# Work to do
Transcribe all records exactly.

Entries taken from a collection

-=-=-=-=-

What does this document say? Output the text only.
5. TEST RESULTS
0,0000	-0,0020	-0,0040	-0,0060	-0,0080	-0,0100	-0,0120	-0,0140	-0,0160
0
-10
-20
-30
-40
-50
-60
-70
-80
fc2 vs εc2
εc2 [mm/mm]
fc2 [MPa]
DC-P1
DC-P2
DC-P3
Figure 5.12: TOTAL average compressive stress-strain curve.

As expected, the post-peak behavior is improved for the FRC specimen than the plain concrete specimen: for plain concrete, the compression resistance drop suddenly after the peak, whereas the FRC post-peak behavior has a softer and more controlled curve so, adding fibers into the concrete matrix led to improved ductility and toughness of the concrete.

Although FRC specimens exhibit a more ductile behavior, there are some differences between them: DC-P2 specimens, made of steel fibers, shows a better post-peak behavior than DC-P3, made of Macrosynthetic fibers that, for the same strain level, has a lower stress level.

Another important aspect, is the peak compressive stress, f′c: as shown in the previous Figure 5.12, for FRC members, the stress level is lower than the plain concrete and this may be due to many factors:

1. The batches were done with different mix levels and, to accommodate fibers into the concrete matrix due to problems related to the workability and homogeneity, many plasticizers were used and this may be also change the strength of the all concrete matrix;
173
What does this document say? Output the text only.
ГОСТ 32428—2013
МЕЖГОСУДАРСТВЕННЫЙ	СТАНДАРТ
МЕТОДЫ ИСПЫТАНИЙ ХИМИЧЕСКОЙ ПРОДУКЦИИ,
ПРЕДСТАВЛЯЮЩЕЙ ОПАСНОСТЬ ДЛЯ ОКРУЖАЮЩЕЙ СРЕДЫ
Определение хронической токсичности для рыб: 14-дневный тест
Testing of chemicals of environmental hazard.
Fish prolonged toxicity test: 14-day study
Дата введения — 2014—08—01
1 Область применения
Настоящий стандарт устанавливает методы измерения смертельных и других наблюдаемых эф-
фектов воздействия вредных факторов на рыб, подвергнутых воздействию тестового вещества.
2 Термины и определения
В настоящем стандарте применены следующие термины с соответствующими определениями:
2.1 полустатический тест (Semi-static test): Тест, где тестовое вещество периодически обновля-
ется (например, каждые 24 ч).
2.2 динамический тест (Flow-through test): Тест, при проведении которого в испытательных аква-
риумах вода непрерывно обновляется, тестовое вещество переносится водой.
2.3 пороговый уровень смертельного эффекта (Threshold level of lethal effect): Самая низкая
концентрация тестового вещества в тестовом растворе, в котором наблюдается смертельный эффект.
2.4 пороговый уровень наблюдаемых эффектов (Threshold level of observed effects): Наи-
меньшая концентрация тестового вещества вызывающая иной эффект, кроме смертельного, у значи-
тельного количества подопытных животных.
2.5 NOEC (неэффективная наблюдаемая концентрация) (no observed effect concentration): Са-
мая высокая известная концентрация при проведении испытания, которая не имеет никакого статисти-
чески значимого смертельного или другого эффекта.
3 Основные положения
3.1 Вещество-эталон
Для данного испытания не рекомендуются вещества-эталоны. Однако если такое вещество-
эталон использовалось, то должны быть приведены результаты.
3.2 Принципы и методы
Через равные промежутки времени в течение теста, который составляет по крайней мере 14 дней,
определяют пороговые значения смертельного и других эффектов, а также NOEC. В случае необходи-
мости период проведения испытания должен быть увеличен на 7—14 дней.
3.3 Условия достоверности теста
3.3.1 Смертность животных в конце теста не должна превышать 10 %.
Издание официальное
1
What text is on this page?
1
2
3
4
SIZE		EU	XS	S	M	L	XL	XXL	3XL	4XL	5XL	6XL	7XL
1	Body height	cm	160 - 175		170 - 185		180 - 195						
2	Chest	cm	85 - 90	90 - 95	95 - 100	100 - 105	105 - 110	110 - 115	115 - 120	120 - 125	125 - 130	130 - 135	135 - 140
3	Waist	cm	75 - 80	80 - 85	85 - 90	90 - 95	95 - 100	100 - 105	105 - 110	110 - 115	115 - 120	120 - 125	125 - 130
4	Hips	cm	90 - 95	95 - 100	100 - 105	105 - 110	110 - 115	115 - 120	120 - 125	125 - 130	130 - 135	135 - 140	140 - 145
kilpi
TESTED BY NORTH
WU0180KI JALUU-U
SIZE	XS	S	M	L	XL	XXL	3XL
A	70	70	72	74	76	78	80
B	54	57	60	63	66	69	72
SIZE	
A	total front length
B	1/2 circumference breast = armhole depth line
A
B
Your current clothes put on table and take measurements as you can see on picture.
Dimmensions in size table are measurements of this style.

-=-=-=-=-

# Answer to the exercise
What does this document say? Output the text only.
5. TEST RESULTS
0,0000	-0,0020	-0,0040	-0,0060	-0,0080	-0,0100	-0,0120	-0,0140	-0,0160
0
-10
-20
-30
-40
-50
-60
-70
-80
fc2 vs εc2
εc2 [mm/mm]
fc2 [MPa]
DC-P1
DC-P2
DC-P3
Figure 5.12: TOTAL average compressive stress-strain curve.

As expected, the post-peak behavior is improved for the FRC specimen than the plain concrete specimen: for plain concrete, the compression resistance drop suddenly after the peak, whereas the FRC post-peak behavior has a softer and more controlled curve so, adding fibers into the concrete matrix led to improved ductility and toughness of the concrete.

Although FRC specimens exhibit a more ductile behavior, there are some differences between them: DC-P2 specimens, made of steel fibers, shows a better post-peak behavior than DC-P3, made of Macrosynthetic fibers that, for the same strain level, has a lower stress level.

Another important aspect, is the peak compressive stress, f′c: as shown in the previous Figure 5.12, for FRC members, the stress level is lower than the plain concrete and this may be due to many factors:

1. The batches were done with different mix levels and, to accommodate fibers into the concrete matrix due to problems related to the workability and homogeneity, many plasticizers were used and this may be also change the strength of the all concrete matrix;
173
What does this document say? Output the text only.
ГОСТ 32428—2013
МЕЖГОСУДАРСТВЕННЫЙ	СТАНДАРТ
МЕТОДЫ ИСПЫТАНИЙ ХИМИЧЕСКОЙ ПРОДУКЦИИ,
ПРЕДСТАВЛЯЮЩЕЙ ОПАСНОСТЬ ДЛЯ ОКРУЖАЮЩЕЙ СРЕДЫ
Определение хронической токсичности для рыб: 14-дневный тест
Testing of chemicals of environmental hazard.
Fish prolonged toxicity test: 14-day study
Дата введения — 2014—08—01
1 Область применения
Настоящий стандарт устанавливает методы измерения смертельных и других наблюдаемых эф-
фектов воздействия вредных факторов на рыб, подвергнутых воздействию тестового вещества.
2 Термины и определения
В настоящем стандарте применены следующие термины с соответствующими определениями:
2.1 полустатический тест (Semi-static test): Тест, где тестовое вещество периодически обновля-
ется (например, каждые 24 ч).
2.2 динамический тест (Flow-through test): Тест, при проведении которого в испытательных аква-
риумах вода непрерывно обновляется, тестовое вещество переносится водой.
2.3 пороговый уровень смертельного эффекта (Threshold level of lethal effect): Самая низкая
концентрация тестового вещества в тестовом растворе, в котором наблюдается смертельный эффект.
2.4 пороговый уровень наблюдаемых эффектов (Threshold level of observed effects): Наи-
меньшая концентрация тестового вещества вызывающая иной эффект, кроме смертельного, у значи-
тельного количества подопытных животных.
2.5 NOEC (неэффективная наблюдаемая концентрация) (no observed effect concentration): Са-
мая высокая известная концентрация при проведении испытания, которая не имеет никакого статисти-
чески значимого смертельного или другого эффекта.
3 Основные положения
3.1 Вещество-эталон
Для данного испытания не рекомендуются вещества-эталоны. Однако если такое вещество-
эталон использовалось, то должны быть приведены результаты.
3.2 Принципы и методы
Через равные промежутки времени в течение теста, который составляет по крайней мере 14 дней,
определяют пороговые значения смертельного и других эффектов, а также NOEC. В случае необходи-
мости период проведения испытания должен быть увеличен на 7—14 дней.
3.3 Условия достоверности теста
3.3.1 Смертность животных в конце теста не должна превышать 10 %.
Издание официальное
1
What text is on this page?
1
2
3
4
SIZE		EU	XS	S	M	L	XL	XXL	3XL	4XL	5XL	6XL	7XL
1	Body height	cm	160 - 175		170 - 185		180 - 195						
2	Chest	cm	85 - 90	90 - 95	95 - 100	100 - 105	105 - 110	110 - 115	115 - 120	120 - 125	125 - 130	130 - 135	135 - 140
3	Waist	cm	75 - 80	80 - 85	85 - 90	90 - 95	95 - 100	100 - 105	105 - 110	110 - 115	115 - 120	120 - 125	125 - 130
4	Hips	cm	90 - 95	95 - 100	100 - 105	105 - 110	110 - 115	115 - 120	120 - 125	125 - 130	130 - 135	135 - 140	140 - 145
kilpi
TESTED BY NORTH
WU0180KI JALUU-U
SIZE	XS	S	M	L	XL	XXL	3XL
A	70	70	72	74	76	78	80
B	54	57	60	63	66	69	72
SIZE	
A	total front length
B	1/2 circumference breast = armhole depth line
A
B
Your current clothes put on table and take measurements as you can see on picture.
Dimmensions in size table are measurements of this style.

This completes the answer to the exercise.